Everything in the records must be copied exactly, apart from the pictures.

--

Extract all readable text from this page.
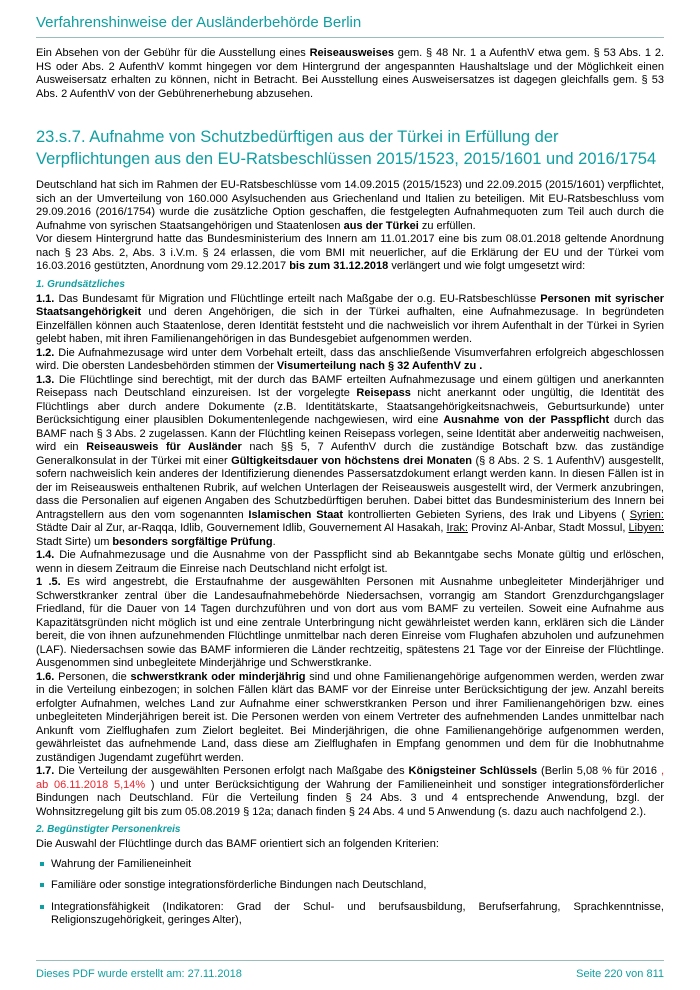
Verfahrenshinweise der Ausländerbehörde Berlin

Ein Absehen von der Gebühr für die Ausstellung eines Reiseausweises gem. § 48 Nr. 1 a AufenthV etwa gem. § 53 Abs. 1 2. HS oder Abs. 2 AufenthV kommt hingegen vor dem Hintergrund der angespannten Haushaltslage und der Möglichkeit einen Ausweisersatz erhalten zu können, nicht in Betracht. Bei Ausstellung eines Ausweisersatzes ist dagegen gleichfalls gem. § 53 Abs. 2 AufenthV von der Gebührenerhebung abzusehen.

23.s.7. Aufnahme von Schutzbedürftigen aus der Türkei in Erfüllung der Verpflichtungen aus den EU-Ratsbeschlüssen 2015/1523, 2015/1601 und 2016/1754

Deutschland hat sich im Rahmen der EU-Ratsbeschlüsse vom 14.09.2015 (2015/1523) und 22.09.2015 (2015/1601) verpflichtet, sich an der Umverteilung von 160.000 Asylsuchenden aus Griechenland und Italien zu beteiligen. Mit EU-Ratsbeschluss vom 29.09.2016 (2016/1754) wurde die zusätzliche Option geschaffen, die festgelegten Aufnahmequoten zum Teil auch durch die Aufnahme von syrischen Staatsangehörigen und Staatenlosen aus der Türkei zu erfüllen.

Vor diesem Hintergrund hatte das Bundesministerium des Innern am 11.01.2017 eine bis zum 08.01.2018 geltende Anordnung nach § 23 Abs. 2, Abs. 3 i.V.m. § 24 erlassen, die vom BMI mit neuerlicher, auf die Erklärung der EU und der Türkei vom 16.03.2016 gestützten, Anordnung vom 29.12.2017 bis zum 31.12.2018 verlängert und wie folgt umgesetzt wird:

1. Grundsätzliches

1.1. Das Bundesamt für Migration und Flüchtlinge erteilt nach Maßgabe der o.g. EU-Ratsbeschlüsse Personen mit syrischer Staatsangehörigkeit und deren Angehörigen, die sich in der Türkei aufhalten, eine Aufnahmezusage. In begründeten Einzelfällen können auch Staatenlose, deren Identität feststeht und die nachweislich vor ihrem Aufenthalt in der Türkei in Syrien gelebt haben, mit ihren Familienangehörigen in das Bundesgebiet aufgenommen werden.

1.2. Die Aufnahmezusage wird unter dem Vorbehalt erteilt, dass das anschließende Visumverfahren erfolgreich abgeschlossen wird. Die obersten Landesbehörden stimmen der Visumerteilung nach § 32 AufenthV zu .

1.3. Die Flüchtlinge sind berechtigt, mit der durch das BAMF erteilten Aufnahmezusage und einem gültigen und anerkannten Reisepass nach Deutschland einzureisen. Ist der vorgelegte Reisepass nicht anerkannt oder ungültig, die Identität des Flüchtlings aber durch andere Dokumente (z.B. Identitätskarte, Staatsangehörigkeitsnachweis, Geburtsurkunde) unter Berücksichtigung einer plausiblen Dokumentenlegende nachgewiesen, wird eine Ausnahme von der Passpflicht durch das BAMF nach § 3 Abs. 2 zugelassen. Kann der Flüchtling keinen Reisepass vorlegen, seine Identität aber anderweitig nachweisen, wird ein Reiseausweis für Ausländer nach §§ 5, 7 AufenthV durch die zuständige Botschaft bzw. das zuständige Generalkonsulat in der Türkei mit einer Gültigkeitsdauer von höchstens drei Monaten (§ 8 Abs. 2 S. 1 AufenthV) ausgestellt, sofern nachweislich kein anderes der Identifizierung dienendes Passersatzdokument erlangt werden kann. In diesen Fällen ist in der im Reiseausweis enthaltenen Rubrik, auf welchen Unterlagen der Reiseausweis ausgestellt wird, der Vermerk anzubringen, dass die Personalien auf eigenen Angaben des Schutzbedürftigen beruhen. Dabei bittet das Bundesministerium des Innern bei Antragstellern aus den vom sogenannten Islamischen Staat kontrollierten Gebieten Syriens, des Irak und Libyens ( Syrien: Städte Dair al Zur, ar-Raqqa, Idlib, Gouvernement Idlib, Gouvernement Al Hasakah, Irak: Provinz Al-Anbar, Stadt Mossul, Libyen: Stadt Sirte) um besonders sorgfältige Prüfung.

1.4. Die Aufnahmezusage und die Ausnahme von der Passpflicht sind ab Bekanntgabe sechs Monate gültig und erlöschen, wenn in diesem Zeitraum die Einreise nach Deutschland nicht erfolgt ist.

1 .5. Es wird angestrebt, die Erstaufnahme der ausgewählten Personen mit Ausnahme unbegleiteter Minderjähriger und Schwerstkranker zentral über die Landesaufnahmebehörde Niedersachsen, vorrangig am Standort Grenzdurchgangslager Friedland, für die Dauer von 14 Tagen durchzuführen und von dort aus vom BAMF zu verteilen. Soweit eine Aufnahme aus Kapazitätsgründen nicht möglich ist und eine zentrale Unterbringung nicht gewährleistet werden kann, erklären sich die Länder bereit, die von ihnen aufzunehmenden Flüchtlinge unmittelbar nach deren Einreise vom Flughafen abzuholen und aufzunehmen (LAF). Niedersachsen sowie das BAMF informieren die Länder rechtzeitig, spätestens 21 Tage vor der Einreise der Flüchtlinge. Ausgenommen sind unbegleitete Minderjährige und Schwerstkranke.

1.6. Personen, die schwerstkrank oder minderjährig sind und ohne Familienangehörige aufgenommen werden, werden zwar in die Verteilung einbezogen; in solchen Fällen klärt das BAMF vor der Einreise unter Berücksichtigung der jew. Anzahl bereits erfolgter Aufnahmen, welches Land zur Aufnahme einer schwerstkranken Person und ihrer Familienangehörigen bzw. eines unbegleiteten Minderjährigen bereit ist. Die Personen werden von einem Vertreter des aufnehmenden Landes unmittelbar nach Ankunft vom Zielflughafen zum Zielort begleitet. Bei Minderjährigen, die ohne Familienangehörige aufgenommen werden, gewährleistet das aufnehmende Land, dass diese am Zielflughafen in Empfang genommen und dem für die Inobhutnahme zuständigen Jugendamt zugeführt werden.

1.7. Die Verteilung der ausgewählten Personen erfolgt nach Maßgabe des Königsteiner Schlüssels (Berlin 5,08 % für 2016 , ab 06.11.2018 5,14% ) und unter Berücksichtigung der Wahrung der Familieneinheit und sonstiger integrationsförderlicher Bindungen nach Deutschland. Für die Verteilung finden § 24 Abs. 3 und 4 entsprechende Anwendung, bzgl. der Wohnsitzregelung gilt bis zum 05.08.2019 § 12a; danach finden § 24 Abs. 4 und 5 Anwendung (s. dazu auch nachfolgend 2.).

2. Begünstigter Personenkreis

Die Auswahl der Flüchtlinge durch das BAMF orientiert sich an folgenden Kriterien:

Wahrung der Familieneinheit
Familiäre oder sonstige integrationsförderliche Bindungen nach Deutschland,
Integrationsfähigkeit (Indikatoren: Grad der Schul- und berufsausbildung, Berufserfahrung, Sprachkenntnisse, Religionszugehörigkeit, geringes Alter),
Dieses PDF wurde erstellt am: 27.11.2018	Seite 220 von 811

--

=== ANSWER BELOW ===
Extract all readable text from this page.
Verfahrenshinweise der Ausländerbehörde Berlin

Ein Absehen von der Gebühr für die Ausstellung eines Reiseausweises gem. § 48 Nr. 1 a AufenthV etwa gem. § 53 Abs. 1 2. HS oder Abs. 2 AufenthV kommt hingegen vor dem Hintergrund der angespannten Haushaltslage und der Möglichkeit einen Ausweisersatz erhalten zu können, nicht in Betracht. Bei Ausstellung eines Ausweisersatzes ist dagegen gleichfalls gem. § 53 Abs. 2 AufenthV von der Gebührenerhebung abzusehen.

23.s.7. Aufnahme von Schutzbedürftigen aus der Türkei in Erfüllung der Verpflichtungen aus den EU-Ratsbeschlüssen 2015/1523, 2015/1601 und 2016/1754

Deutschland hat sich im Rahmen der EU-Ratsbeschlüsse vom 14.09.2015 (2015/1523) und 22.09.2015 (2015/1601) verpflichtet, sich an der Umverteilung von 160.000 Asylsuchenden aus Griechenland und Italien zu beteiligen. Mit EU-Ratsbeschluss vom 29.09.2016 (2016/1754) wurde die zusätzliche Option geschaffen, die festgelegten Aufnahmequoten zum Teil auch durch die Aufnahme von syrischen Staatsangehörigen und Staatenlosen aus der Türkei zu erfüllen.

Vor diesem Hintergrund hatte das Bundesministerium des Innern am 11.01.2017 eine bis zum 08.01.2018 geltende Anordnung nach § 23 Abs. 2, Abs. 3 i.V.m. § 24 erlassen, die vom BMI mit neuerlicher, auf die Erklärung der EU und der Türkei vom 16.03.2016 gestützten, Anordnung vom 29.12.2017 bis zum 31.12.2018 verlängert und wie folgt umgesetzt wird:

1. Grundsätzliches

1.1. Das Bundesamt für Migration und Flüchtlinge erteilt nach Maßgabe der o.g. EU-Ratsbeschlüsse Personen mit syrischer Staatsangehörigkeit und deren Angehörigen, die sich in der Türkei aufhalten, eine Aufnahmezusage. In begründeten Einzelfällen können auch Staatenlose, deren Identität feststeht und die nachweislich vor ihrem Aufenthalt in der Türkei in Syrien gelebt haben, mit ihren Familienangehörigen in das Bundesgebiet aufgenommen werden.

1.2. Die Aufnahmezusage wird unter dem Vorbehalt erteilt, dass das anschließende Visumverfahren erfolgreich abgeschlossen wird. Die obersten Landesbehörden stimmen der Visumerteilung nach § 32 AufenthV zu .

1.3. Die Flüchtlinge sind berechtigt, mit der durch das BAMF erteilten Aufnahmezusage und einem gültigen und anerkannten Reisepass nach Deutschland einzureisen. Ist der vorgelegte Reisepass nicht anerkannt oder ungültig, die Identität des Flüchtlings aber durch andere Dokumente (z.B. Identitätskarte, Staatsangehörigkeitsnachweis, Geburtsurkunde) unter Berücksichtigung einer plausiblen Dokumentenlegende nachgewiesen, wird eine Ausnahme von der Passpflicht durch das BAMF nach § 3 Abs. 2 zugelassen. Kann der Flüchtling keinen Reisepass vorlegen, seine Identität aber anderweitig nachweisen, wird ein Reiseausweis für Ausländer nach §§ 5, 7 AufenthV durch die zuständige Botschaft bzw. das zuständige Generalkonsulat in der Türkei mit einer Gültigkeitsdauer von höchstens drei Monaten (§ 8 Abs. 2 S. 1 AufenthV) ausgestellt, sofern nachweislich kein anderes der Identifizierung dienendes Passersatzdokument erlangt werden kann. In diesen Fällen ist in der im Reiseausweis enthaltenen Rubrik, auf welchen Unterlagen der Reiseausweis ausgestellt wird, der Vermerk anzubringen, dass die Personalien auf eigenen Angaben des Schutzbedürftigen beruhen. Dabei bittet das Bundesministerium des Innern bei Antragstellern aus den vom sogenannten Islamischen Staat kontrollierten Gebieten Syriens, des Irak und Libyens ( Syrien: Städte Dair al Zur, ar-Raqqa, Idlib, Gouvernement Idlib, Gouvernement Al Hasakah, Irak: Provinz Al-Anbar, Stadt Mossul, Libyen: Stadt Sirte) um besonders sorgfältige Prüfung.

1.4. Die Aufnahmezusage und die Ausnahme von der Passpflicht sind ab Bekanntgabe sechs Monate gültig und erlöschen, wenn in diesem Zeitraum die Einreise nach Deutschland nicht erfolgt ist.

1 .5. Es wird angestrebt, die Erstaufnahme der ausgewählten Personen mit Ausnahme unbegleiteter Minderjähriger und Schwerstkranker zentral über die Landesaufnahmebehörde Niedersachsen, vorrangig am Standort Grenzdurchgangslager Friedland, für die Dauer von 14 Tagen durchzuführen und von dort aus vom BAMF zu verteilen. Soweit eine Aufnahme aus Kapazitätsgründen nicht möglich ist und eine zentrale Unterbringung nicht gewährleistet werden kann, erklären sich die Länder bereit, die von ihnen aufzunehmenden Flüchtlinge unmittelbar nach deren Einreise vom Flughafen abzuholen und aufzunehmen (LAF). Niedersachsen sowie das BAMF informieren die Länder rechtzeitig, spätestens 21 Tage vor der Einreise der Flüchtlinge. Ausgenommen sind unbegleitete Minderjährige und Schwerstkranke.

1.6. Personen, die schwerstkrank oder minderjährig sind und ohne Familienangehörige aufgenommen werden, werden zwar in die Verteilung einbezogen; in solchen Fällen klärt das BAMF vor der Einreise unter Berücksichtigung der jew. Anzahl bereits erfolgter Aufnahmen, welches Land zur Aufnahme einer schwerstkranken Person und ihrer Familienangehörigen bzw. eines unbegleiteten Minderjährigen bereit ist. Die Personen werden von einem Vertreter des aufnehmenden Landes unmittelbar nach Ankunft vom Zielflughafen zum Zielort begleitet. Bei Minderjährigen, die ohne Familienangehörige aufgenommen werden, gewährleistet das aufnehmende Land, dass diese am Zielflughafen in Empfang genommen und dem für die Inobhutnahme zuständigen Jugendamt zugeführt werden.

1.7. Die Verteilung der ausgewählten Personen erfolgt nach Maßgabe des Königsteiner Schlüssels (Berlin 5,08 % für 2016 , ab 06.11.2018 5,14% ) und unter Berücksichtigung der Wahrung der Familieneinheit und sonstiger integrationsförderlicher Bindungen nach Deutschland. Für die Verteilung finden § 24 Abs. 3 und 4 entsprechende Anwendung, bzgl. der Wohnsitzregelung gilt bis zum 05.08.2019 § 12a; danach finden § 24 Abs. 4 und 5 Anwendung (s. dazu auch nachfolgend 2.).

2. Begünstigter Personenkreis

Die Auswahl der Flüchtlinge durch das BAMF orientiert sich an folgenden Kriterien:

Wahrung der Familieneinheit
Familiäre oder sonstige integrationsförderliche Bindungen nach Deutschland,
Integrationsfähigkeit (Indikatoren: Grad der Schul- und berufsausbildung, Berufserfahrung, Sprachkenntnisse, Religionszugehörigkeit, geringes Alter),
Dieses PDF wurde erstellt am: 27.11.2018	Seite 220 von 811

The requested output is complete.